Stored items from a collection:
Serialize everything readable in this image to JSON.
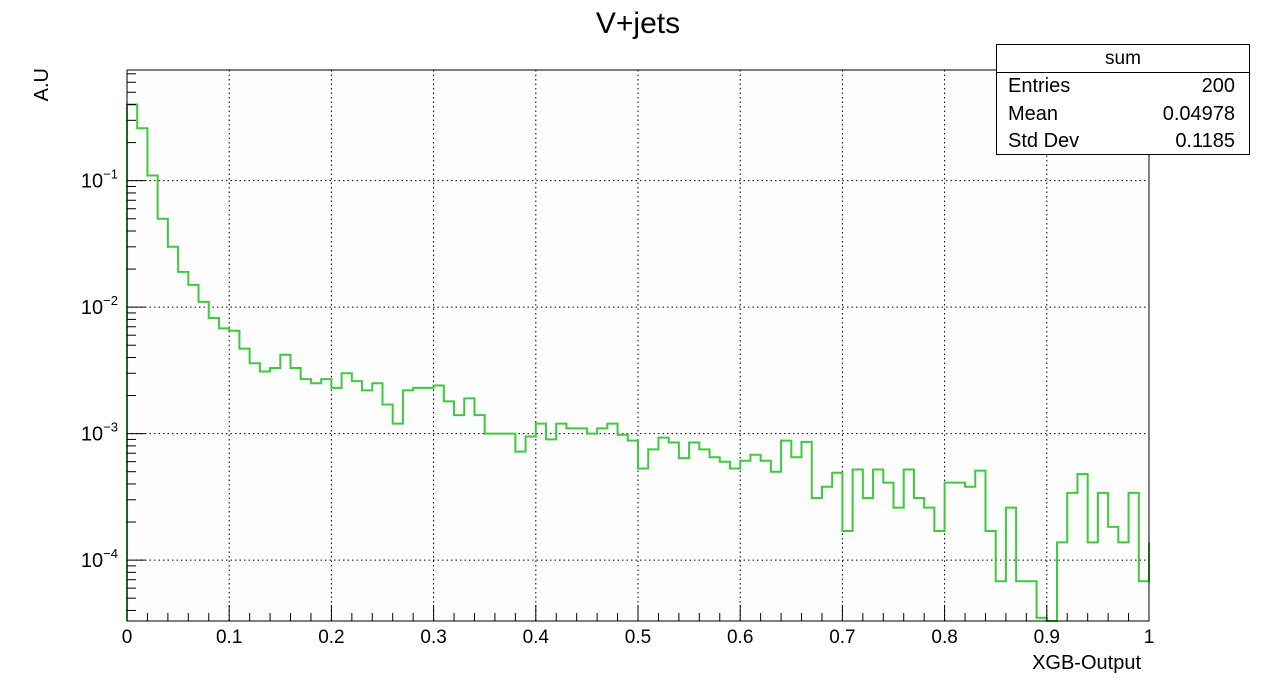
{
  "chart_data": {
    "type": "histogram",
    "title": "V+jets",
    "xlabel": "XGB-Output",
    "ylabel": "A.U",
    "xlim": [
      0,
      1
    ],
    "ylim_log": [
      3.3e-05,
      0.75
    ],
    "y_scale": "log",
    "grid": true,
    "x_ticks": [
      "0",
      "0.1",
      "0.2",
      "0.3",
      "0.4",
      "0.5",
      "0.6",
      "0.7",
      "0.8",
      "0.9",
      "1"
    ],
    "y_ticks": [
      {
        "base": "10",
        "exp": "−1"
      },
      {
        "base": "10",
        "exp": "−2"
      },
      {
        "base": "10",
        "exp": "−3"
      },
      {
        "base": "10",
        "exp": "−4"
      }
    ],
    "bin_edges_start": 0,
    "bin_width": 0.01,
    "values": [
      0.4,
      0.26,
      0.11,
      0.05,
      0.03,
      0.019,
      0.015,
      0.011,
      0.0082,
      0.0068,
      0.0065,
      0.0047,
      0.0036,
      0.0031,
      0.0033,
      0.0042,
      0.0033,
      0.0027,
      0.0025,
      0.0027,
      0.0023,
      0.003,
      0.0026,
      0.0022,
      0.0025,
      0.0017,
      0.0012,
      0.0022,
      0.0023,
      0.0023,
      0.0024,
      0.0018,
      0.0014,
      0.0019,
      0.0014,
      0.001,
      0.001,
      0.001,
      0.00072,
      0.00095,
      0.0012,
      0.0009,
      0.0012,
      0.0011,
      0.0011,
      0.001,
      0.0011,
      0.0012,
      0.00098,
      0.00088,
      0.00053,
      0.00075,
      0.00093,
      0.00085,
      0.00064,
      0.00085,
      0.00075,
      0.00065,
      0.0006,
      0.00053,
      0.00061,
      0.00068,
      0.00061,
      0.0005,
      0.00088,
      0.00065,
      0.00086,
      0.00031,
      0.00038,
      0.00049,
      0.00017,
      0.00052,
      0.00031,
      0.00052,
      0.00041,
      0.00026,
      0.00052,
      0.00031,
      0.00026,
      0.00017,
      0.00041,
      0.00041,
      0.00038,
      0.00051,
      0.00017,
      6.8e-05,
      0.00026,
      6.8e-05,
      6.8e-05,
      3.5e-05,
      2.7e-05,
      0.000138,
      0.00034,
      0.00048,
      0.000138,
      0.00034,
      0.000183,
      0.000138,
      0.00034,
      6.8e-05,
      0.000138
    ],
    "series": [
      {
        "color": "#3fc93f"
      }
    ]
  },
  "stats": {
    "title": "sum",
    "rows": [
      {
        "label": "Entries",
        "value": "200"
      },
      {
        "label": "Mean",
        "value": "0.04978"
      },
      {
        "label": "Std Dev",
        "value": "0.1185"
      }
    ]
  }
}
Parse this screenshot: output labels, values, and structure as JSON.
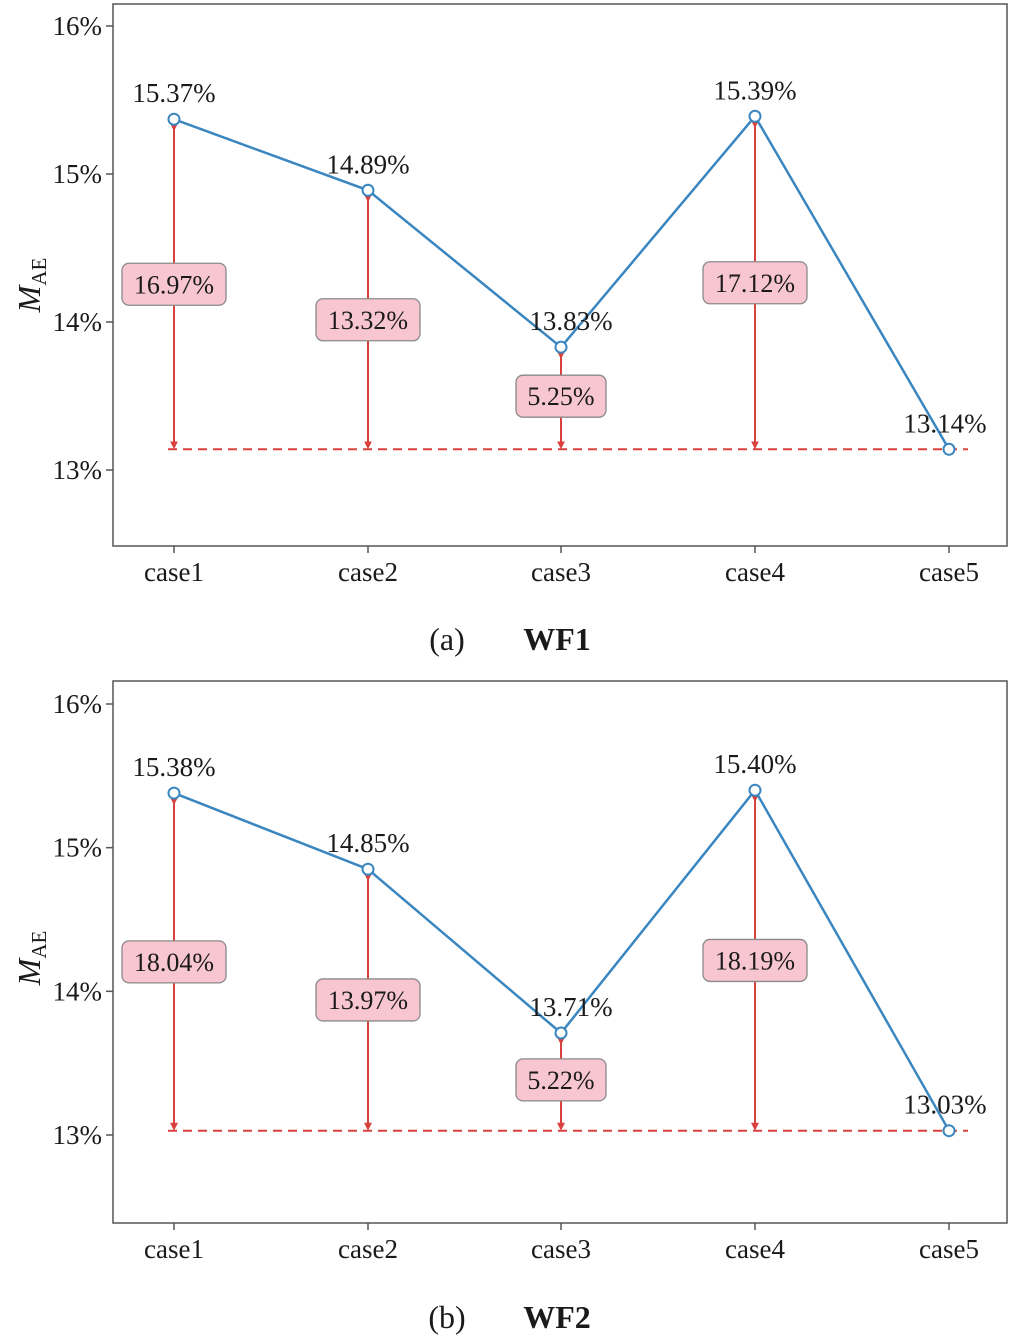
{
  "chart_data": [
    {
      "type": "line",
      "panel_label": "(a)",
      "panel_title": "WF1",
      "ylabel_main": "M",
      "ylabel_sub": "AE",
      "categories": [
        "case1",
        "case2",
        "case3",
        "case4",
        "case5"
      ],
      "yticks": [
        "13%",
        "14%",
        "15%",
        "16%"
      ],
      "ylim": [
        12.5,
        16.1
      ],
      "series": [
        {
          "values": [
            15.37,
            14.89,
            13.83,
            15.39,
            13.14
          ],
          "color": "#3a86c0"
        }
      ],
      "value_labels": [
        "15.37%",
        "14.89%",
        "13.83%",
        "15.39%",
        "13.14%"
      ],
      "reference_line": 13.14,
      "reference_color": "#d9413f",
      "improvements": [
        "16.97%",
        "13.32%",
        "5.25%",
        "17.12%"
      ],
      "improvement_box_color": "#f8c6d0"
    },
    {
      "type": "line",
      "panel_label": "(b)",
      "panel_title": "WF2",
      "ylabel_main": "M",
      "ylabel_sub": "AE",
      "categories": [
        "case1",
        "case2",
        "case3",
        "case4",
        "case5"
      ],
      "yticks": [
        "13%",
        "14%",
        "15%",
        "16%"
      ],
      "ylim": [
        12.5,
        16.1
      ],
      "series": [
        {
          "values": [
            15.38,
            14.85,
            13.71,
            15.4,
            13.03
          ],
          "color": "#3a86c0"
        }
      ],
      "value_labels": [
        "15.38%",
        "14.85%",
        "13.71%",
        "15.40%",
        "13.03%"
      ],
      "reference_line": 13.03,
      "reference_color": "#d9413f",
      "improvements": [
        "18.04%",
        "13.97%",
        "5.22%",
        "18.19%"
      ],
      "improvement_box_color": "#f8c6d0"
    }
  ]
}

SET PROBLEM: Examine the records and report how many lines contain the string "JSON". Only the number should be given.

TASK OUTPUT: 2